As the summer of pandemic fades toward fall, federal and state governments are still groping for the key to beating the killer coronavirus. Social distancing serves as the default recommendation, and a combination of mandatory and voluntary sequesters have forced millions of Americans to stay home. Examining the results after six months, some of the most militant lockdowns have chalked up the worst outcomes. Better advice may have been to lock up the refrigerator: Records show that COVID-19 has found its easiest target with individuals suffering from obesity, a health vulnerability often worsened by inactivity.

Stay-at-home orders haven’t necessarily kept citizens safe from the virus, according to a study by the analytics firm TrendMacro. Coronavirus statistics from state and local health departments were correlated with area lockdown rules, which were checked against anonymous cellphone tracking data. The conclusion: “States with longer, stricter lockdowns also had larger COVID outbreaks,” writes company CIO Donald Luskin in The Wall Street Journal. “The five places with the harshest lockdowns — the District of Columbia, New York, Michigan, New Jersey and Massachusetts — had the heaviest caseloads.”


Rather than simply staying home, Americans seem to have a better shot at beating COVID-19 by staying healthy. A recent Kaiser Permanente study of patient records published in the Annals of Internal Medicine found that patients who contract the virus have a greater risk of death if they are severely obese. Data from nearly 7,000 infected patients shows that overweight subjects with a body mass index (BMI) of 40 to 44 face a risk of death double that of persons in the normal BMI range of 18.5 to 24. Patients with a BMI of 45 or higher have a risk that doubles again.

DATA SHOWN

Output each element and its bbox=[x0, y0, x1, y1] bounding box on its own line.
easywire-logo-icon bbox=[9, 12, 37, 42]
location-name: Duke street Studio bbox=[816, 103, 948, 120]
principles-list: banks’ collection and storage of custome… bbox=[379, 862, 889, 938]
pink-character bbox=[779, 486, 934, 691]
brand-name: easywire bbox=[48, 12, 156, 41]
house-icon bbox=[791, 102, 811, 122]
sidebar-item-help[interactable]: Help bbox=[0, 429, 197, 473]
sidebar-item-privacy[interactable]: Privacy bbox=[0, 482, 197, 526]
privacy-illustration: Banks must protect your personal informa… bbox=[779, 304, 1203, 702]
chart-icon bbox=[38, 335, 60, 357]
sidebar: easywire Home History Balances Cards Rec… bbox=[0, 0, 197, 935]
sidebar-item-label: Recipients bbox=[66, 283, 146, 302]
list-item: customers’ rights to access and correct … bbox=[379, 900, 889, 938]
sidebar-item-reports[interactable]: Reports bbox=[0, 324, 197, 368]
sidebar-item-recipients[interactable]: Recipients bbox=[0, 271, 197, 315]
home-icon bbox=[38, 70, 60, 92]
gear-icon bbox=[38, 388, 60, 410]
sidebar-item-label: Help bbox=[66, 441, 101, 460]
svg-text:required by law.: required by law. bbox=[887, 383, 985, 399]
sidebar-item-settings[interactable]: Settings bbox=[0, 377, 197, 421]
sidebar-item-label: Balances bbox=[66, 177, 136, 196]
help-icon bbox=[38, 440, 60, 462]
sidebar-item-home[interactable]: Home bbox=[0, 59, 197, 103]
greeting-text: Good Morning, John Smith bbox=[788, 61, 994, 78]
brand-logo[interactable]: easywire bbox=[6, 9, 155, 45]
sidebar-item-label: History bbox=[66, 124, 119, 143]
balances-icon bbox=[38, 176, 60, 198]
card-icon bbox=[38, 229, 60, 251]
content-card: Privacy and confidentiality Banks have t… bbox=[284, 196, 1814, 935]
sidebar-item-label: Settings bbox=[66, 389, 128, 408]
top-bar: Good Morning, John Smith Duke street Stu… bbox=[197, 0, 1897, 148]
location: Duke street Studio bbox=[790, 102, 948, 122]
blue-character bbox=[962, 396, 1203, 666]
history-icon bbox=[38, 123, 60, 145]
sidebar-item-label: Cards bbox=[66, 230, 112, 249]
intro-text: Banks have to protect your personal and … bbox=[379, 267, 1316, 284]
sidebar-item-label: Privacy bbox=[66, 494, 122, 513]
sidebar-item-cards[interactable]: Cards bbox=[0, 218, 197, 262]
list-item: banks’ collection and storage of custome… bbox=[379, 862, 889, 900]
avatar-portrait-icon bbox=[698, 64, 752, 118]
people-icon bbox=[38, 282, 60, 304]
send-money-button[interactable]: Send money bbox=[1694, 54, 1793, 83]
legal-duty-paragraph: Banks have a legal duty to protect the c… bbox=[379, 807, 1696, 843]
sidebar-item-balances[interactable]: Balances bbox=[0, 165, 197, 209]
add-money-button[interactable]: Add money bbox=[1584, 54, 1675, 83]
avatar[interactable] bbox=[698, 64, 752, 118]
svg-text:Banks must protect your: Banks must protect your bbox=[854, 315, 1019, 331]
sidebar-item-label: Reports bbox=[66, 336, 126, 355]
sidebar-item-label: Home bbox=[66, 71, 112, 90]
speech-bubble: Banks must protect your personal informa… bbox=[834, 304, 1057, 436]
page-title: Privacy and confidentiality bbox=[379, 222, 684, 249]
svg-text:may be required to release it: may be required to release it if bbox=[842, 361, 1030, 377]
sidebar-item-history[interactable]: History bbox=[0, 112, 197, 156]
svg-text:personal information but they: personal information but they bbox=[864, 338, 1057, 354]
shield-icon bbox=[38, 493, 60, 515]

PROBLEM REQUIREMENTS
Extend the article on lockdowns, obesity and COVID-19 past its final sentence. The data is separate material and has nothing to do with the text.

RESULT FOR THIS EXERCISE
There have been reports that Black and Hispanic communities have suffered higher coronavirus death counts, but Kaiser Permanente found no such connection. Rather, the most recurrent factor found among sufferers — surpassing even cardiovascular disease and diabetes as dangerous underlying conditions — is severe obesity. COVID-19 puts a strain on the pulmonary system by causing fluid to leak into the lungs. Abdominal fat forces the lungs stressed by disease to work even harder.

With the U.S. coronavirus death count approaching 190,000, the obesity factor can only serve as a shock to Americans fighting a battle of the bulge: Between 1999 and 2018, the proportion of adults joining the ranks of the obese surged from 30.5% to 42.4%, and those categorized as severely obese rose from 4.7% to 9.2%.

Quarantining the ill and elderly is good policy, but keeping the weight-challenged homebound and within easy reach of the fridge may be counterproductive. The skinny on the virus says the best way to cheat death is to shed those excess pounds.